**Goal of the exercise**
Return all lines from the listing below in which the string "ремонту" occurs.

**Material for this task**
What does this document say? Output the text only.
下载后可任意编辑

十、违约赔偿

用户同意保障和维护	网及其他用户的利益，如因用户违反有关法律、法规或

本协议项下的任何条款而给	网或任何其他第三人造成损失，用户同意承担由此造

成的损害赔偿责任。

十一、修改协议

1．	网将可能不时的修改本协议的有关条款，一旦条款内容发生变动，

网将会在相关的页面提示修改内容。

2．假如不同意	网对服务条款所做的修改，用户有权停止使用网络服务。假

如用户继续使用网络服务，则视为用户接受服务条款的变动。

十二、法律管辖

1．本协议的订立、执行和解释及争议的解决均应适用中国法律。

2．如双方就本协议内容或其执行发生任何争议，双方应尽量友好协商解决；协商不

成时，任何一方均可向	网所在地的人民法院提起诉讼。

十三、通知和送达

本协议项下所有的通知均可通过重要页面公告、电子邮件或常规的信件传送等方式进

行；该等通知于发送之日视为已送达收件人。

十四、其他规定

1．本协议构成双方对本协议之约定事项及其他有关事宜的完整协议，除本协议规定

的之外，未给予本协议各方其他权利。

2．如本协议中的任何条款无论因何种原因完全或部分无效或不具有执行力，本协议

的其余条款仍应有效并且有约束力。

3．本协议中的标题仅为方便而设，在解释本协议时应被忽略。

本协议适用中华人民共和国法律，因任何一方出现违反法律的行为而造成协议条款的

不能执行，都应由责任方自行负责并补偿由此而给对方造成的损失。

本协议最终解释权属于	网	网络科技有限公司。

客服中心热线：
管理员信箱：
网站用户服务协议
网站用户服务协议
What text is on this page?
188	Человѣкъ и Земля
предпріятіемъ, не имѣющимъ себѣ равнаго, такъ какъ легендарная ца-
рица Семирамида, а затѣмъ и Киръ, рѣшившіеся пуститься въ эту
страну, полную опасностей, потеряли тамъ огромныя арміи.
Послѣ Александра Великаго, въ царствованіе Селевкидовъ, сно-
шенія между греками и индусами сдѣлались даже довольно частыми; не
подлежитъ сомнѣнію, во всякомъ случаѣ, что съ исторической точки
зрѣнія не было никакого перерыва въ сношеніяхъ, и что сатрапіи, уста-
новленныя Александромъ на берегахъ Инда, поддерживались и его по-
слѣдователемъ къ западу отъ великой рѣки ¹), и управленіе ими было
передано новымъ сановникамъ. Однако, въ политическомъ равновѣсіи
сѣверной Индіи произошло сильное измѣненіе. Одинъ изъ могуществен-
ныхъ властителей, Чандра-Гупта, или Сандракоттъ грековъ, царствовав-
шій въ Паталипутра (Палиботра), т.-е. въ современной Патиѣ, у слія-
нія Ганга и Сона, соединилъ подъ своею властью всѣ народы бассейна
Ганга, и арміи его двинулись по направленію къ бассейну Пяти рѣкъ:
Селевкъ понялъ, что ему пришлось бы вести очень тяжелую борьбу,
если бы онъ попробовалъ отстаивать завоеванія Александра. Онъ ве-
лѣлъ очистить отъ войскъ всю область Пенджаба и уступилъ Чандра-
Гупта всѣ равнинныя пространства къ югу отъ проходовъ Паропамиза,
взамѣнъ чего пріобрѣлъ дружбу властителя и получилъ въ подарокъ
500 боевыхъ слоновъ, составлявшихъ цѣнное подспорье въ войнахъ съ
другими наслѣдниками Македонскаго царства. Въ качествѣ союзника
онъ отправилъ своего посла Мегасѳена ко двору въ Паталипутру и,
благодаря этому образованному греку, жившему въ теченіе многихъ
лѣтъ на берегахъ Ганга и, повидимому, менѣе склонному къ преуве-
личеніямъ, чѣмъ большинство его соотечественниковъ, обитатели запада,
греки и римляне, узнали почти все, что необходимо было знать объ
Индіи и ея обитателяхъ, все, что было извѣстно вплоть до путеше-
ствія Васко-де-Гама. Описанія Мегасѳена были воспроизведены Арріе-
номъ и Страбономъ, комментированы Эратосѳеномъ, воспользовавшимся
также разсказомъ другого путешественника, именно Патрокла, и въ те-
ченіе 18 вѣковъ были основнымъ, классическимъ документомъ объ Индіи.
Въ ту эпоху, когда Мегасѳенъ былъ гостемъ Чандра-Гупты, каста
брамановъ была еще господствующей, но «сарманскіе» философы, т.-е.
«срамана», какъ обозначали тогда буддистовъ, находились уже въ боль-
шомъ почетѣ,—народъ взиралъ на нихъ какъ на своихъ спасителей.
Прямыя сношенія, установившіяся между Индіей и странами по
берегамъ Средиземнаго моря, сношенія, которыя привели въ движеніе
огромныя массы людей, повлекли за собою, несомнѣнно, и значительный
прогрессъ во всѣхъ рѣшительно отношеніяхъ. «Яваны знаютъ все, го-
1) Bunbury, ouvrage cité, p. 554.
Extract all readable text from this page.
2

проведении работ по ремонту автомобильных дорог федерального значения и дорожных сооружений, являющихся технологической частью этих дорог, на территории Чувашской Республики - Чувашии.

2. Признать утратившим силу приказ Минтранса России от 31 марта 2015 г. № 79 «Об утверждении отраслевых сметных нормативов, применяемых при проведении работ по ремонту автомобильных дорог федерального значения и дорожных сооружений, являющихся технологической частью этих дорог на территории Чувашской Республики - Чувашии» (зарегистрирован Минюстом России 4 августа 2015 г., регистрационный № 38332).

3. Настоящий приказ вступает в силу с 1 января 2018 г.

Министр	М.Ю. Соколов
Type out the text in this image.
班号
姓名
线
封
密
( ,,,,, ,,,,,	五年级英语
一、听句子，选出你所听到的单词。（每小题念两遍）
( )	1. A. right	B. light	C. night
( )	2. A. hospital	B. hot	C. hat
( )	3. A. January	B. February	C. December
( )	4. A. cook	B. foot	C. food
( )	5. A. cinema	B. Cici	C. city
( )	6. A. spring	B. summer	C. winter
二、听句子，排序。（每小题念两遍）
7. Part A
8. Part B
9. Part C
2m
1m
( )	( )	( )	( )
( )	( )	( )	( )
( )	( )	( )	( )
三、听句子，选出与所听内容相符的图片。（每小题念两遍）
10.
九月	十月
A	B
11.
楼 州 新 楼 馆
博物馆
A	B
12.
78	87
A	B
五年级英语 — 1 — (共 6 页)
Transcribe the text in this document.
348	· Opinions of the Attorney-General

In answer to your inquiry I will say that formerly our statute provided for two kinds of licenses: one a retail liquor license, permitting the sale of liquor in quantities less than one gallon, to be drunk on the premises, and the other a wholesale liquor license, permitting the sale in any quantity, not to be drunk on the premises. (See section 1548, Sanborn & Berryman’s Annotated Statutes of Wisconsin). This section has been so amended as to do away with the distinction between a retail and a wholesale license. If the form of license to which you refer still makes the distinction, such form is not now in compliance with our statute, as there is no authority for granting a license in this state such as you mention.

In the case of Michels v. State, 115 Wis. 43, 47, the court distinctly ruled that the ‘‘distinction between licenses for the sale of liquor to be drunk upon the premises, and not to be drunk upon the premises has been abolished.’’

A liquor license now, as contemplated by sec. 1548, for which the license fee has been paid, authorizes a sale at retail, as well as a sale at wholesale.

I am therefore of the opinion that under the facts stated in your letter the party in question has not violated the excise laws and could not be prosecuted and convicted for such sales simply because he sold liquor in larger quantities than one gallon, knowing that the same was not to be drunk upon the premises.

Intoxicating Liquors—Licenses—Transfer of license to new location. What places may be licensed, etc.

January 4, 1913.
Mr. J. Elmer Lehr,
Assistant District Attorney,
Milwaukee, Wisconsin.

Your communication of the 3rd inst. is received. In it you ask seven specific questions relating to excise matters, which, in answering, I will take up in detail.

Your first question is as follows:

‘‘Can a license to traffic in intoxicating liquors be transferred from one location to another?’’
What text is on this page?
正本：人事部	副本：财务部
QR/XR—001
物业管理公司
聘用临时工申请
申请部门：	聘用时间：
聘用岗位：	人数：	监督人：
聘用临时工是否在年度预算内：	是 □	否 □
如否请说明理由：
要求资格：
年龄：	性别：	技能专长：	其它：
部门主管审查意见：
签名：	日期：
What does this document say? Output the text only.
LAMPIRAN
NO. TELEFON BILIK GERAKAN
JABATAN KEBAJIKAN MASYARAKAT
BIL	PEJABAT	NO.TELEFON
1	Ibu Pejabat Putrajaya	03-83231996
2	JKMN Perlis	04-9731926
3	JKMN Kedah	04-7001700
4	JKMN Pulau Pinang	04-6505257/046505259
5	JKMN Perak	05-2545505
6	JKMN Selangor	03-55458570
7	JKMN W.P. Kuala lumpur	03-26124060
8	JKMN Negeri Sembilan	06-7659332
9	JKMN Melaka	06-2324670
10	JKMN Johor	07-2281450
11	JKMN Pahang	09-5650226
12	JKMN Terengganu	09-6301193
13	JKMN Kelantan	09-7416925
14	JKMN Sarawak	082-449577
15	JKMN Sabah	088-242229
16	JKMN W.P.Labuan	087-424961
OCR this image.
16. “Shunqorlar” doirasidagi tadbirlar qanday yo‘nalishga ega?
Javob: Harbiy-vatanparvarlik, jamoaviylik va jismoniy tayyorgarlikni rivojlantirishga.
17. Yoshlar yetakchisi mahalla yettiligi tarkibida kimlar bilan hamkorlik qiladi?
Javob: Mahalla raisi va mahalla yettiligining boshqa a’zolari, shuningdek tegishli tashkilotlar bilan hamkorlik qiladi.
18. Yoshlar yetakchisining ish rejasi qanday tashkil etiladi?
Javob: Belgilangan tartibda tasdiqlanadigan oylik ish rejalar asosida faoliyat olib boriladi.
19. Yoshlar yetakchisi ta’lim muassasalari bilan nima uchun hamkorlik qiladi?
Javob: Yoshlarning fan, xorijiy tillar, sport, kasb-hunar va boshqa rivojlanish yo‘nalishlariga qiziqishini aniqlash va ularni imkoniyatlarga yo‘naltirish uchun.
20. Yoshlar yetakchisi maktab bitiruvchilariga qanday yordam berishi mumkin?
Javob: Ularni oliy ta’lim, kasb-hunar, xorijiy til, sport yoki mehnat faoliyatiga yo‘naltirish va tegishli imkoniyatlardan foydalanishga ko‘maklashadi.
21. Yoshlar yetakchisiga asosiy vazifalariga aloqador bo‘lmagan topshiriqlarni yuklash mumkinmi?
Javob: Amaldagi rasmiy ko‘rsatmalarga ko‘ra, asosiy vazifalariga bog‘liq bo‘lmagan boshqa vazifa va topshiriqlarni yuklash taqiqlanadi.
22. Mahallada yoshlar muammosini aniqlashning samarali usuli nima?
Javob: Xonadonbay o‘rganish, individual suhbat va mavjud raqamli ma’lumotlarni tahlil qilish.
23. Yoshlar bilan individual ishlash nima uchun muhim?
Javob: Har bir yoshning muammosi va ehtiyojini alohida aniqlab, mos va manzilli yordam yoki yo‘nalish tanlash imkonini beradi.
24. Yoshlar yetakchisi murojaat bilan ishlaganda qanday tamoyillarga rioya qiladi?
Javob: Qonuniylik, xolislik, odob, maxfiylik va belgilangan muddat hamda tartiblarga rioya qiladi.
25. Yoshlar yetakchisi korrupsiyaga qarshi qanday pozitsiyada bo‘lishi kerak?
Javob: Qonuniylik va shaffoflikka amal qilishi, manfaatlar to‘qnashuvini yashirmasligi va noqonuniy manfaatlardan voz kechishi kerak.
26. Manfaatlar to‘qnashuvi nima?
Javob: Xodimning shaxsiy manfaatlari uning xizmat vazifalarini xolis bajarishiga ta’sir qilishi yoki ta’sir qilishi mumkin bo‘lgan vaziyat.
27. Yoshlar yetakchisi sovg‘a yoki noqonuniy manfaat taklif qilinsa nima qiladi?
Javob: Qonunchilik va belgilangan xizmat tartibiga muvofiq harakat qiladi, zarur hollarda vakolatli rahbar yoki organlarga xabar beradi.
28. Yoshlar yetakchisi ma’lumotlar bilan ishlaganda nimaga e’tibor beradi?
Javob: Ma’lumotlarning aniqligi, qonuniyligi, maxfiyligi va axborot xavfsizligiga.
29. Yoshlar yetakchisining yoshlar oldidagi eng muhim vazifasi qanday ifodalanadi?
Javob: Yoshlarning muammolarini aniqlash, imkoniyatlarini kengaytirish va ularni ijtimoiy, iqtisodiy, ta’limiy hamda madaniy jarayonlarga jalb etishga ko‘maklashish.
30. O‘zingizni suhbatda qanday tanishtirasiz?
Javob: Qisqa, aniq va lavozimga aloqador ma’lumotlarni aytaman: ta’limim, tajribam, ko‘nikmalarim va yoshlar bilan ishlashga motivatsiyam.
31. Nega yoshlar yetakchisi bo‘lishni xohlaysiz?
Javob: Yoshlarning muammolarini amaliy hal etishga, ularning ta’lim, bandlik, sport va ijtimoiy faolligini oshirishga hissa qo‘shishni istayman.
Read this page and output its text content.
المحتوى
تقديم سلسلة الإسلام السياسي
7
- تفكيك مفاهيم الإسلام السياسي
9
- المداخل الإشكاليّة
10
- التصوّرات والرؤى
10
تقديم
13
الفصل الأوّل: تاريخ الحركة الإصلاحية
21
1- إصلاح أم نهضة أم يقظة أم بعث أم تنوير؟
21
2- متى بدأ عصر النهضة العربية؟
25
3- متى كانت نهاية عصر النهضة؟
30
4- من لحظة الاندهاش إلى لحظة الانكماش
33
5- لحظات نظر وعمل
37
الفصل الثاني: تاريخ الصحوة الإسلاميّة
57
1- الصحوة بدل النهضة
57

**Output**
проведении работ по ремонту автомобильных дорог федерального значения и дорожных сооружений, являющихся технологической частью этих дорог, на территории Чувашской Республики - Чувашии.
2. Признать утратившим силу приказ Минтранса России от 31 марта 2015 г. № 79 «Об утверждении отраслевых сметных нормативов, применяемых при проведении работ по ремонту автомобильных дорог федерального значения и дорожных сооружений, являющихся технологической частью этих дорог на территории Чувашской Республики - Чувашии» (зарегистрирован Минюстом России 4 августа 2015 г., регистрационный № 38332).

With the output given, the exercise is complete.